◆ **What you are asked to do**
Copy out all of the material exactly.

◆ **Data provided**
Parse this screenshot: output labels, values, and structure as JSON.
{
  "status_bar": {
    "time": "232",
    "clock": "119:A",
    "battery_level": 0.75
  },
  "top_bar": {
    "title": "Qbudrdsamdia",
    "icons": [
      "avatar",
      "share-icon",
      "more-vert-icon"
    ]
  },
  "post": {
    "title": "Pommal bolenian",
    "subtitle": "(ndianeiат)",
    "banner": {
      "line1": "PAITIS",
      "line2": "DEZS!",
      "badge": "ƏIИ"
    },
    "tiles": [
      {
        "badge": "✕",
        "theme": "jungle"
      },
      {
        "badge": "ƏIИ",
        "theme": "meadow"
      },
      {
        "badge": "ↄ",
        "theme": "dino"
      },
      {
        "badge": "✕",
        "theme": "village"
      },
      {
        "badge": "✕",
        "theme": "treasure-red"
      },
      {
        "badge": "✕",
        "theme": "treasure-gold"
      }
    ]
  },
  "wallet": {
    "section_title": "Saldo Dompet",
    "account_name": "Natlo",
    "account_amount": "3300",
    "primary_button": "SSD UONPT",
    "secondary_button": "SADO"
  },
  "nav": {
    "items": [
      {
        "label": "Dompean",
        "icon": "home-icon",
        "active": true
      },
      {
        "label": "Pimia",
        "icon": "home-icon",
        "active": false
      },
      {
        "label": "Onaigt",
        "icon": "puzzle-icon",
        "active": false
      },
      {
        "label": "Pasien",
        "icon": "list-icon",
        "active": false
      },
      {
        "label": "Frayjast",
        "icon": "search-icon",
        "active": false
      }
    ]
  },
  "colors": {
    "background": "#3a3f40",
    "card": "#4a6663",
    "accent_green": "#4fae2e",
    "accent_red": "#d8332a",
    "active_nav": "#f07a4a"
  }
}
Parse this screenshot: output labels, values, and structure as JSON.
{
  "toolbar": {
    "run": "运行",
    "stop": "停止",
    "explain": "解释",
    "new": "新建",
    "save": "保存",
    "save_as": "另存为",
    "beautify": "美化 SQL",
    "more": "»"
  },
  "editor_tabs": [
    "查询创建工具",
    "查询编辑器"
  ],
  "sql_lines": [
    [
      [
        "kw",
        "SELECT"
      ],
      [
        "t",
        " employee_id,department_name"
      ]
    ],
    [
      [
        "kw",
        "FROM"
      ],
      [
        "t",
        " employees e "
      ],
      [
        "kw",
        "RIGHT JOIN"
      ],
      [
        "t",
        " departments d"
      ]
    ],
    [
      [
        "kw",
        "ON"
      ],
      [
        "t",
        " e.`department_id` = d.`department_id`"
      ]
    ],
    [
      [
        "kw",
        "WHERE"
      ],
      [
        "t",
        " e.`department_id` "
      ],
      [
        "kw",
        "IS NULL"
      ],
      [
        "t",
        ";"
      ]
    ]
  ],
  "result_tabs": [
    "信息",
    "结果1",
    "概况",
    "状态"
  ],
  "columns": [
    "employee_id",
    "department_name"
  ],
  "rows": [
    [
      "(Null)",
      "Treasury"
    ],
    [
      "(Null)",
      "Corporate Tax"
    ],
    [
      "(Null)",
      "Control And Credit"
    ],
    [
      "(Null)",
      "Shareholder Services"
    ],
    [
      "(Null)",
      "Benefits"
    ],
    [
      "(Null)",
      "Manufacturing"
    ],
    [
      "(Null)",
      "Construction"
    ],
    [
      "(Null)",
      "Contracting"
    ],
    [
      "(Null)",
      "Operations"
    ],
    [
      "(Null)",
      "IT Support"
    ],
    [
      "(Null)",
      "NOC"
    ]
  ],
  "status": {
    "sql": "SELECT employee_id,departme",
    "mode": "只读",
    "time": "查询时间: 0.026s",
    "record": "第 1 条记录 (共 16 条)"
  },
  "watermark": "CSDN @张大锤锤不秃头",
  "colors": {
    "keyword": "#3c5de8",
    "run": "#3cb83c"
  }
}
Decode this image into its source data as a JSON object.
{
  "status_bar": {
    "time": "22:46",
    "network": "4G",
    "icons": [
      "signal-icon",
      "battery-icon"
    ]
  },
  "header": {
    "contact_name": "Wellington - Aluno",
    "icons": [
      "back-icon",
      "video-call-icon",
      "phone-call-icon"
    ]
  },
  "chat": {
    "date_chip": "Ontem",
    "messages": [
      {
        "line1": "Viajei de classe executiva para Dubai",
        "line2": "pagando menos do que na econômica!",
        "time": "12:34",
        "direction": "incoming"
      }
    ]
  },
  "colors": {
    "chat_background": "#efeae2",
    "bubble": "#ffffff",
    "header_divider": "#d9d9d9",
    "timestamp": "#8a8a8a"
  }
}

◆ **Reply**
Parse this screenshot: output labels, values, and structure as JSON.
{
  "status_bar": {
    "time": "232",
    "clock": "119:A",
    "battery_level": 0.75
  },
  "top_bar": {
    "title": "Qbudrdsamdia",
    "icons": [
      "avatar",
      "share-icon",
      "more-vert-icon"
    ]
  },
  "post": {
    "title": "Pommal bolenian",
    "subtitle": "(ndianeiат)",
    "banner": {
      "line1": "PAITIS",
      "line2": "DEZS!",
      "badge": "ƏIИ"
    },
    "tiles": [
      {
        "badge": "✕",
        "theme": "jungle"
      },
      {
        "badge": "ƏIИ",
        "theme": "meadow"
      },
      {
        "badge": "ↄ",
        "theme": "dino"
      },
      {
        "badge": "✕",
        "theme": "village"
      },
      {
        "badge": "✕",
        "theme": "treasure-red"
      },
      {
        "badge": "✕",
        "theme": "treasure-gold"
      }
    ]
  },
  "wallet": {
    "section_title": "Saldo Dompet",
    "account_name": "Natlo",
    "account_amount": "3300",
    "primary_button": "SSD UONPT",
    "secondary_button": "SADO"
  },
  "nav": {
    "items": [
      {
        "label": "Dompean",
        "icon": "home-icon",
        "active": true
      },
      {
        "label": "Pimia",
        "icon": "home-icon",
        "active": false
      },
      {
        "label": "Onaigt",
        "icon": "puzzle-icon",
        "active": false
      },
      {
        "label": "Pasien",
        "icon": "list-icon",
        "active": false
      },
      {
        "label": "Frayjast",
        "icon": "search-icon",
        "active": false
      }
    ]
  },
  "colors": {
    "background": "#3a3f40",
    "card": "#4a6663",
    "accent_green": "#4fae2e",
    "accent_red": "#d8332a",
    "active_nav": "#f07a4a"
  }
}
Parse this screenshot: output labels, values, and structure as JSON.
{
  "toolbar": {
    "run": "运行",
    "stop": "停止",
    "explain": "解释",
    "new": "新建",
    "save": "保存",
    "save_as": "另存为",
    "beautify": "美化 SQL",
    "more": "»"
  },
  "editor_tabs": [
    "查询创建工具",
    "查询编辑器"
  ],
  "sql_lines": [
    [
      [
        "kw",
        "SELECT"
      ],
      [
        "t",
        " employee_id,department_name"
      ]
    ],
    [
      [
        "kw",
        "FROM"
      ],
      [
        "t",
        " employees e "
      ],
      [
        "kw",
        "RIGHT JOIN"
      ],
      [
        "t",
        " departments d"
      ]
    ],
    [
      [
        "kw",
        "ON"
      ],
      [
        "t",
        " e.`department_id` = d.`department_id`"
      ]
    ],
    [
      [
        "kw",
        "WHERE"
      ],
      [
        "t",
        " e.`department_id` "
      ],
      [
        "kw",
        "IS NULL"
      ],
      [
        "t",
        ";"
      ]
    ]
  ],
  "result_tabs": [
    "信息",
    "结果1",
    "概况",
    "状态"
  ],
  "columns": [
    "employee_id",
    "department_name"
  ],
  "rows": [
    [
      "(Null)",
      "Treasury"
    ],
    [
      "(Null)",
      "Corporate Tax"
    ],
    [
      "(Null)",
      "Control And Credit"
    ],
    [
      "(Null)",
      "Shareholder Services"
    ],
    [
      "(Null)",
      "Benefits"
    ],
    [
      "(Null)",
      "Manufacturing"
    ],
    [
      "(Null)",
      "Construction"
    ],
    [
      "(Null)",
      "Contracting"
    ],
    [
      "(Null)",
      "Operations"
    ],
    [
      "(Null)",
      "IT Support"
    ],
    [
      "(Null)",
      "NOC"
    ]
  ],
  "status": {
    "sql": "SELECT employee_id,departme",
    "mode": "只读",
    "time": "查询时间: 0.026s",
    "record": "第 1 条记录 (共 16 条)"
  },
  "watermark": "CSDN @张大锤锤不秃头",
  "colors": {
    "keyword": "#3c5de8",
    "run": "#3cb83c"
  }
}
Decode this image into its source data as a JSON object.
{
  "status_bar": {
    "time": "22:46",
    "network": "4G",
    "icons": [
      "signal-icon",
      "battery-icon"
    ]
  },
  "header": {
    "contact_name": "Wellington - Aluno",
    "icons": [
      "back-icon",
      "video-call-icon",
      "phone-call-icon"
    ]
  },
  "chat": {
    "date_chip": "Ontem",
    "messages": [
      {
        "line1": "Viajei de classe executiva para Dubai",
        "line2": "pagando menos do que na econômica!",
        "time": "12:34",
        "direction": "incoming"
      }
    ]
  },
  "colors": {
    "chat_background": "#efeae2",
    "bubble": "#ffffff",
    "header_divider": "#d9d9d9",
    "timestamp": "#8a8a8a"
  }
}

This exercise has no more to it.